GIVEN TASK: Retype the part of the Christmas tree piece between "Besides tradition, there" and "artificial Christmas tree?", inclusive.

How to Buy a Christmas Tree

What makes a great Christmas tree?  How to buy a tree that won’t leave you with sagging branches and a floor full of pine needles Christmas morning.

charlie-brown-christmas-tree For me, the most exciting day of the holiday season isn’t Christmas or Christmas Eve, but the day I bring home the Christmas tree. That’s my official start of the holiday, and not the day after Halloween, as retailers would have us believe.

For most of my life I’ve had a fresh cut tree at Christmas . But early in life there was that one year when my mother, sick of the holiday whirlwind every year, decided to permanently check one thing off her yearly list, and brought home an artificial tree from a department store. Plastic! A plastic tree! At least it was green and not decked out like a spaceship. You couldn’t imagine my disappointment – the scent of fresh pine replaced by the scent of freshly molded poly vinyl chloride.

Basically, that “tree” was astro turf wrapped around heavy duty pipe cleaners which hung from holes in a brown pole. On the upside, one could bend the branches into any position they liked, and it didn’t take me long to fashion one or two into question marks when I could get away with it. Oh, how I longed for the smell of pine, for sap on my hands, for frequent watering, for cleaning up dead needles well into February. Really, I did.

I don’t want to condemn anyone for buying an artificial Christmas tree – they’re useful for those with allergies to the real thing, or for those who don’t have the physical capacity to seek out, heave, and decorate a live tree every year. But for the rest of us, those who thrive on the scent of fresh pine, the annual trek to the Christmas tree farm to cut our own is a beloved holiday tradition. Nothing beats the real thing.

Besides tradition, there are good reasons to buy from a tree farm: You’re supporting local business and local farming, and your tree will stay fresh much longer than a tree which may have been cut a week or two earlier and trucked many miles to your community. And it’s in the transport that many trees get damaged. A discerning eye is a necessity for anyone buying a fresh cut tree on a parking lot or sidewalk.

Read Should you buy a Real Christmas tree or an artificial Christmas tree?

christmas tree farm

Pointers for buying a cut Christmas tree:

  • For new homeowners: Know what size space your tree will occupy in your new home, especially if you have low ceilings. Stand where you plan on putting the tree, and note how much space is above your head. Also make a note of the maximum width your tree can occupy (use a tape measure). When you’re buying a tree, they can look one heck of a lot smaller than they do when you get home – I can’t tell you how many times in my early years, living in small apartments, that my enthusiasm got the best of me and I brought home a tree which practically had to be sawn in half.

Box annotation data:
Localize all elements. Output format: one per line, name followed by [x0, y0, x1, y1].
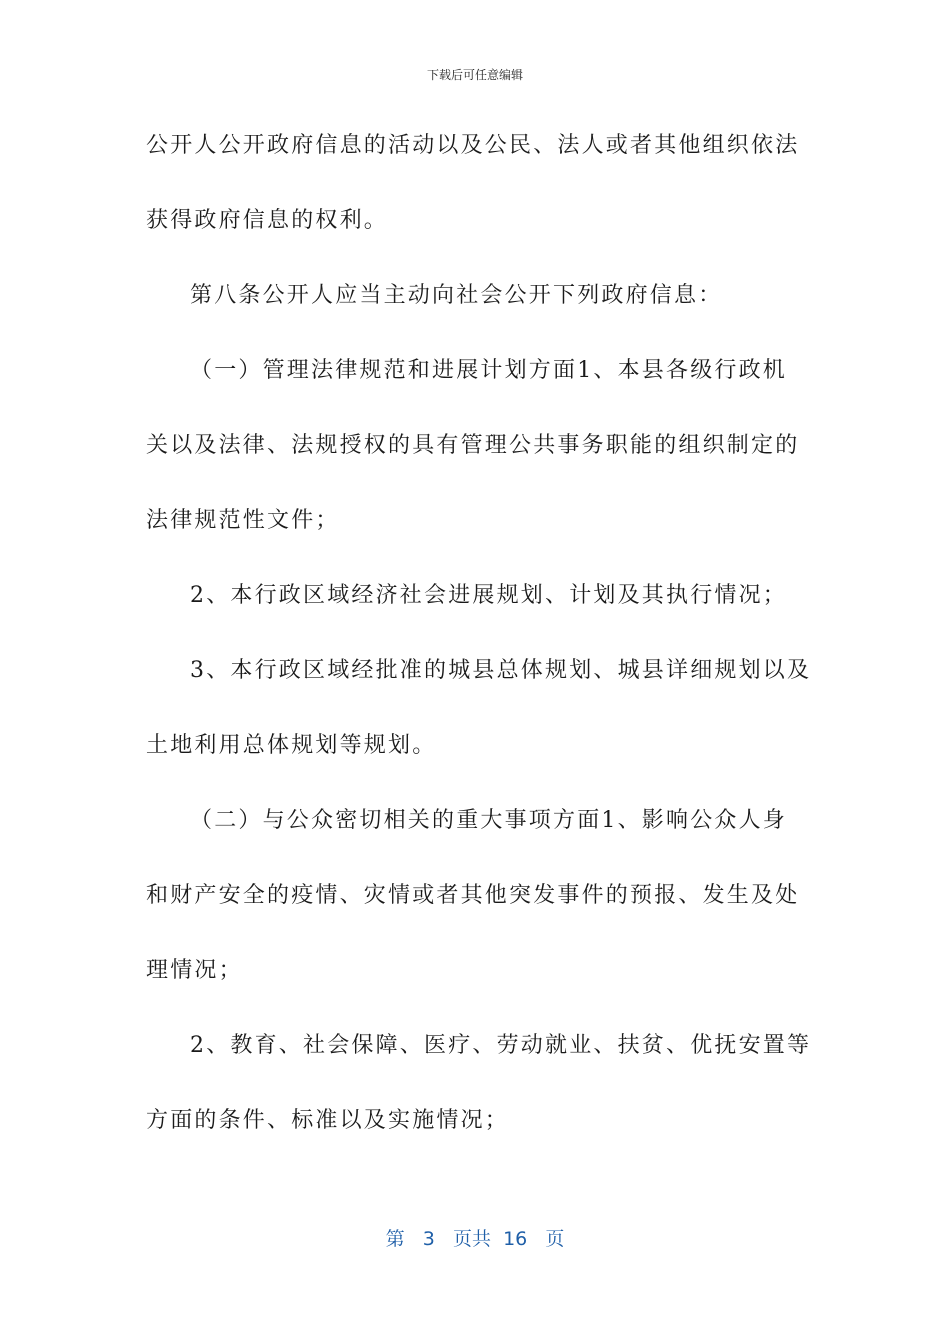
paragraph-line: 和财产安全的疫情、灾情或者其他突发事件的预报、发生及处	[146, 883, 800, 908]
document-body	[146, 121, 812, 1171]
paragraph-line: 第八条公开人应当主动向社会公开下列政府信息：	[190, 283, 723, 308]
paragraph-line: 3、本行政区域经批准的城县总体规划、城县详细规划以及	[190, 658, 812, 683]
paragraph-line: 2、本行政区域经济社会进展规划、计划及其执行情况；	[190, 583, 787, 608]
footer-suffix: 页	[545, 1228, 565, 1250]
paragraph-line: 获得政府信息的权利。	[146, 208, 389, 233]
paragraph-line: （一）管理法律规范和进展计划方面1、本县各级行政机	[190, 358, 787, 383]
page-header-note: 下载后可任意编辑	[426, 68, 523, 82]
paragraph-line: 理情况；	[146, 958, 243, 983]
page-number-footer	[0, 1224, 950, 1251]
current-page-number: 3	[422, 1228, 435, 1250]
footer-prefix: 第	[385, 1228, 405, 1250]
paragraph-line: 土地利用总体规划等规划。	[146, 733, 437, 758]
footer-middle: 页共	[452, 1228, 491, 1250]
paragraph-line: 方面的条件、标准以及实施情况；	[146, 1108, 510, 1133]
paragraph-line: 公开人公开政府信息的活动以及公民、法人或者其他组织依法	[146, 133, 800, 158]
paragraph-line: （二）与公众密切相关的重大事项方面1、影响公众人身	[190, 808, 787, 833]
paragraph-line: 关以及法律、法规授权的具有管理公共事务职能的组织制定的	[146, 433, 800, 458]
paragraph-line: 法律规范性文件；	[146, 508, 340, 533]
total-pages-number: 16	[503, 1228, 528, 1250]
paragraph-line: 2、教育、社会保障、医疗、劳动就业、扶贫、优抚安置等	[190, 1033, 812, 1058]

...

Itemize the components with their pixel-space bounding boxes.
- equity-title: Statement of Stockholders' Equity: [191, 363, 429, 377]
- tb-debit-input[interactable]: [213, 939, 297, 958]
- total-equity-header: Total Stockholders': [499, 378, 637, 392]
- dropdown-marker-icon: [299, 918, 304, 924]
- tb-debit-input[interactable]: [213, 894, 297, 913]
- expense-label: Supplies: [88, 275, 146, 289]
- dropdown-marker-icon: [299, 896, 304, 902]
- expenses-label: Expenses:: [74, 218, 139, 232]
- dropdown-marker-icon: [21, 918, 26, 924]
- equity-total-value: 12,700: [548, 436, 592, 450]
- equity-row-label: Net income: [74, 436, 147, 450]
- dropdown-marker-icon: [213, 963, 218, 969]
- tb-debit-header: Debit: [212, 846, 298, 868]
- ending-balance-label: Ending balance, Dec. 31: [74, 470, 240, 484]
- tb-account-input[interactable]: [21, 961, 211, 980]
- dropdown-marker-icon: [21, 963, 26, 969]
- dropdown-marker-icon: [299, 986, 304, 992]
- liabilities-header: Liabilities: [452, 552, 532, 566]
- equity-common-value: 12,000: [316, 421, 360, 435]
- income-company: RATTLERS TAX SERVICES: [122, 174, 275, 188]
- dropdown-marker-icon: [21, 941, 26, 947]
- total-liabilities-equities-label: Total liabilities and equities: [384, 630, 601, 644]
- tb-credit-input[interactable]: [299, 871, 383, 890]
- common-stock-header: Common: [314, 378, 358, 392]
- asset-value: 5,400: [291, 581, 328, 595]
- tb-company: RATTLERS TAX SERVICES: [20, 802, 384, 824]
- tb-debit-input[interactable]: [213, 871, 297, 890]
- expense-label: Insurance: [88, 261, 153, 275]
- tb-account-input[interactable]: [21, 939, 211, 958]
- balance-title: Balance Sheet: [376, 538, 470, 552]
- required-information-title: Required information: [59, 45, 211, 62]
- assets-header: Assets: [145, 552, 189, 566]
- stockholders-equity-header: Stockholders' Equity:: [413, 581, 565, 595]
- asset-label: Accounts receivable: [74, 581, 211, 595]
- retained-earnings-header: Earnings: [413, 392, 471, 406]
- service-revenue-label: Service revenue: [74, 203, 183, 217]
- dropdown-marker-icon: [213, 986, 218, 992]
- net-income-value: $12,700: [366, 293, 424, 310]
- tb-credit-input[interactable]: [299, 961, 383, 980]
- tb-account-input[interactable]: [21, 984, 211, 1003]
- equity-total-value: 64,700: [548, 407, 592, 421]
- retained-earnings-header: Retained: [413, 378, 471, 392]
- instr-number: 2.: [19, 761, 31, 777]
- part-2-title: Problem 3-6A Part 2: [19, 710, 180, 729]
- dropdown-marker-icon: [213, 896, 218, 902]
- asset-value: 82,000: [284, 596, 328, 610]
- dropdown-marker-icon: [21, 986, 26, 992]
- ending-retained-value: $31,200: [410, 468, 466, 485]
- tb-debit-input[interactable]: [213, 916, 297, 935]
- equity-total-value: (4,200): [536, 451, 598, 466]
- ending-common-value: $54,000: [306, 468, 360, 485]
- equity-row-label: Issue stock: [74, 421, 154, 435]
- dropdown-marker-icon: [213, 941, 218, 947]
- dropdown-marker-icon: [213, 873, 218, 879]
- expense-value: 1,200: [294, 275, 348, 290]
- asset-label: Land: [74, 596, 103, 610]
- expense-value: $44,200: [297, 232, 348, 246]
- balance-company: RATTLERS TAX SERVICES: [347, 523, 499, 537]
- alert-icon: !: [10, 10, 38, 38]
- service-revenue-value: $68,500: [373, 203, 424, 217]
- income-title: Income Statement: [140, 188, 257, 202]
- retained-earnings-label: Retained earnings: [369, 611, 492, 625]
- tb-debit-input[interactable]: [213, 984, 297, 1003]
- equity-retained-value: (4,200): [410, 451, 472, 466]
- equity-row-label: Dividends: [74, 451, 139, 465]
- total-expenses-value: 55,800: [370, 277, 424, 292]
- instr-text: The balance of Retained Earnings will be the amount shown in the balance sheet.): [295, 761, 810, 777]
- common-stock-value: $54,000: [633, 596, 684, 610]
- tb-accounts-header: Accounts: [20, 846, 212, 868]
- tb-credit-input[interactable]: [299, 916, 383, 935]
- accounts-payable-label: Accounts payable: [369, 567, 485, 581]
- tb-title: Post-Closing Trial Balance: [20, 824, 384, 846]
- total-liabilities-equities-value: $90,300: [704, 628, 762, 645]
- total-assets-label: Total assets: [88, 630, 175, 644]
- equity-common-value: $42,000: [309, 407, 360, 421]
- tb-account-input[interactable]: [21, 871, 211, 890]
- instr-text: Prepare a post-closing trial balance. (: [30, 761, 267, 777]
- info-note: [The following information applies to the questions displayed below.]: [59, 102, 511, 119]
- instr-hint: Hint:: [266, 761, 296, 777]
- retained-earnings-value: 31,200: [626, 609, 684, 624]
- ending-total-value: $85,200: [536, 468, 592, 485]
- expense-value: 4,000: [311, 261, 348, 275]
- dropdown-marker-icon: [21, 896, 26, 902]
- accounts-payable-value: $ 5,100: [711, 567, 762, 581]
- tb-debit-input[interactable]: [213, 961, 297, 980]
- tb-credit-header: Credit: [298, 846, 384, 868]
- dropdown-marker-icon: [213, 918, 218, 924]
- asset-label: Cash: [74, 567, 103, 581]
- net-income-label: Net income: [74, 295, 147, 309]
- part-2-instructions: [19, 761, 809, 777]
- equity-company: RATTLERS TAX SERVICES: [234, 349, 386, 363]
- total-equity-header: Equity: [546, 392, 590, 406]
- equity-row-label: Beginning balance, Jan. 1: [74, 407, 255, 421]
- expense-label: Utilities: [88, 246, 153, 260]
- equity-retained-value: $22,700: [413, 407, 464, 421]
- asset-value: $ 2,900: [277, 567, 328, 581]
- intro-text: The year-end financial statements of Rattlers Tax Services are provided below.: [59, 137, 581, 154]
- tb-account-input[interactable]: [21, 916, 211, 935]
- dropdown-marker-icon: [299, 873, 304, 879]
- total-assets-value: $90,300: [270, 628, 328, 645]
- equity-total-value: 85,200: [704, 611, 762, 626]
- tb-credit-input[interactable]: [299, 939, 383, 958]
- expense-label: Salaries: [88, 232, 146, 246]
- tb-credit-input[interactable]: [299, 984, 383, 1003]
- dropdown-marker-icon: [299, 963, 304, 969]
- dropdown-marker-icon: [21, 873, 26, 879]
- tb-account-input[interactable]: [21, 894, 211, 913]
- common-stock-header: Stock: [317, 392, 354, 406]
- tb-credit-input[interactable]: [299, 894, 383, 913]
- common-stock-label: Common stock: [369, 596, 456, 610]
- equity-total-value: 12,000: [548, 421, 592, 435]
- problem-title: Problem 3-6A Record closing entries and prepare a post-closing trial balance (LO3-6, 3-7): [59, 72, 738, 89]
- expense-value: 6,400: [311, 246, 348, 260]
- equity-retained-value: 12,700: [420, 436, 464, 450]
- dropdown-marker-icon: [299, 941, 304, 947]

* * *

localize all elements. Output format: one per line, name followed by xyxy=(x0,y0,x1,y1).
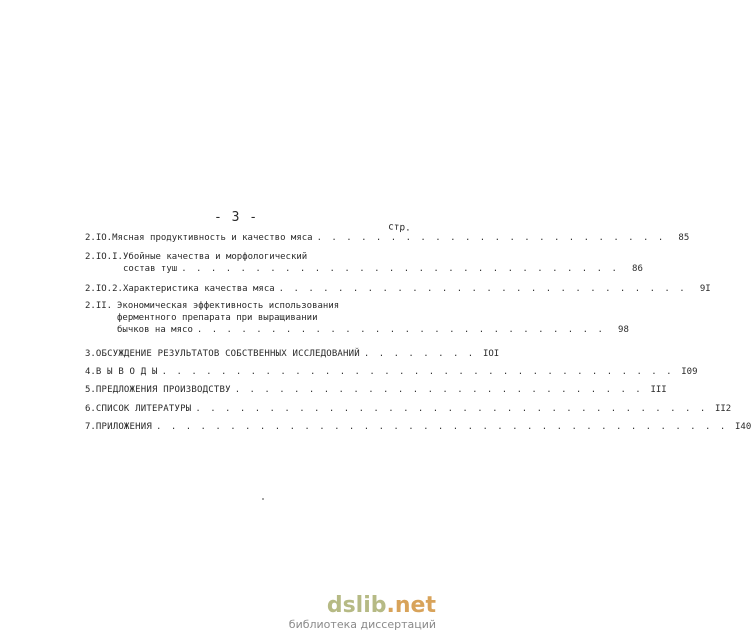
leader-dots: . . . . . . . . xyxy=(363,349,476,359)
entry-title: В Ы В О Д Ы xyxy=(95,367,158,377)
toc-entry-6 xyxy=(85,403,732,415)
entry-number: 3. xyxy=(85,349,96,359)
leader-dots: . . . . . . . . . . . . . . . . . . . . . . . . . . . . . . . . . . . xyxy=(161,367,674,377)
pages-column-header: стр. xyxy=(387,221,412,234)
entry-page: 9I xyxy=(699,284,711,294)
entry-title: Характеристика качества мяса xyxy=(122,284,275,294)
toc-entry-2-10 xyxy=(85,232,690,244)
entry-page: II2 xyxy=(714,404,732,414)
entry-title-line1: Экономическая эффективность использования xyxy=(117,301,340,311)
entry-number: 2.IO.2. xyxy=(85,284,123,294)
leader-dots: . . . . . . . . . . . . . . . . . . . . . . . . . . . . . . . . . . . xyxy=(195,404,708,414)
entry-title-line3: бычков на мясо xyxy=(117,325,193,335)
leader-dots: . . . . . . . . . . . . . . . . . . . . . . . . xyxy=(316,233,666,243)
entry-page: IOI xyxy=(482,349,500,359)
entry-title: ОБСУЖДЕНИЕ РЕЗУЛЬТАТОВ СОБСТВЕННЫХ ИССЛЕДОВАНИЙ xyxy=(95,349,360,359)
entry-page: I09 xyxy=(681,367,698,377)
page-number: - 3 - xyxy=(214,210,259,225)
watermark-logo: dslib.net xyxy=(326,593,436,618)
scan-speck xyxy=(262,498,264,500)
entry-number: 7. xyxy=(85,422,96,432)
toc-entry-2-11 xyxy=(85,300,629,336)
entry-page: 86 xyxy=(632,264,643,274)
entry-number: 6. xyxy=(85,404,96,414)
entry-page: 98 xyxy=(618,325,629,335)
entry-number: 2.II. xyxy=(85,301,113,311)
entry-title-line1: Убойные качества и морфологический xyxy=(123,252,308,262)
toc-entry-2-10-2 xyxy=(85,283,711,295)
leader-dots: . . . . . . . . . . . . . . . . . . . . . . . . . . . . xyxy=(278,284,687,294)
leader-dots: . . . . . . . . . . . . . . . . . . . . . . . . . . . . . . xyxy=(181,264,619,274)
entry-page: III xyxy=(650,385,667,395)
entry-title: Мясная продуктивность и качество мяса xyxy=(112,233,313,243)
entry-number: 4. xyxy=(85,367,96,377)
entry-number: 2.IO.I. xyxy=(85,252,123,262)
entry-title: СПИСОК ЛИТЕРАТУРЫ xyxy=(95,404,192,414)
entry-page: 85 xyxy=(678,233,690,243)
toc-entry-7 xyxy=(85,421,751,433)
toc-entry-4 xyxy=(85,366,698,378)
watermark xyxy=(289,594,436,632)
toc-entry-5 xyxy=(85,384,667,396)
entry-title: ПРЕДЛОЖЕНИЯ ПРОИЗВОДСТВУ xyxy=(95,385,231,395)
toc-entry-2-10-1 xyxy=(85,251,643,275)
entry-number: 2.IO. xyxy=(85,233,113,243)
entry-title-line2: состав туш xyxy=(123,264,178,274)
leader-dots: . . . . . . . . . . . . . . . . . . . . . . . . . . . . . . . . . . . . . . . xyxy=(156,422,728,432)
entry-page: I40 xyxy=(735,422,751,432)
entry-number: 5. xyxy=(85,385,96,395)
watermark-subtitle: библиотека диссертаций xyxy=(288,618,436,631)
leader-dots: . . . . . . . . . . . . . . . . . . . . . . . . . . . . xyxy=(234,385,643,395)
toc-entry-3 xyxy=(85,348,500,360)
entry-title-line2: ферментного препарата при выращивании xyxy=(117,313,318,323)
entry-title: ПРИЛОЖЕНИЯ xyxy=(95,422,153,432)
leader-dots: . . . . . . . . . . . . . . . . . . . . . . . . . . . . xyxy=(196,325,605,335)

SOLUTION TO THIS EXERCISE:
Besides tradition, there are good reasons to buy from a tree farm: You’re supporting local business and local farming, and your tree will stay fresh much longer than a tree which may have been cut a week or two earlier and trucked many miles to your community. And it’s in the transport that many trees get damaged. A discerning eye is a necessity for anyone buying a fresh cut tree on a parking lot or sidewalk.

Read Should you buy a Real Christmas tree or an artificial Christmas tree?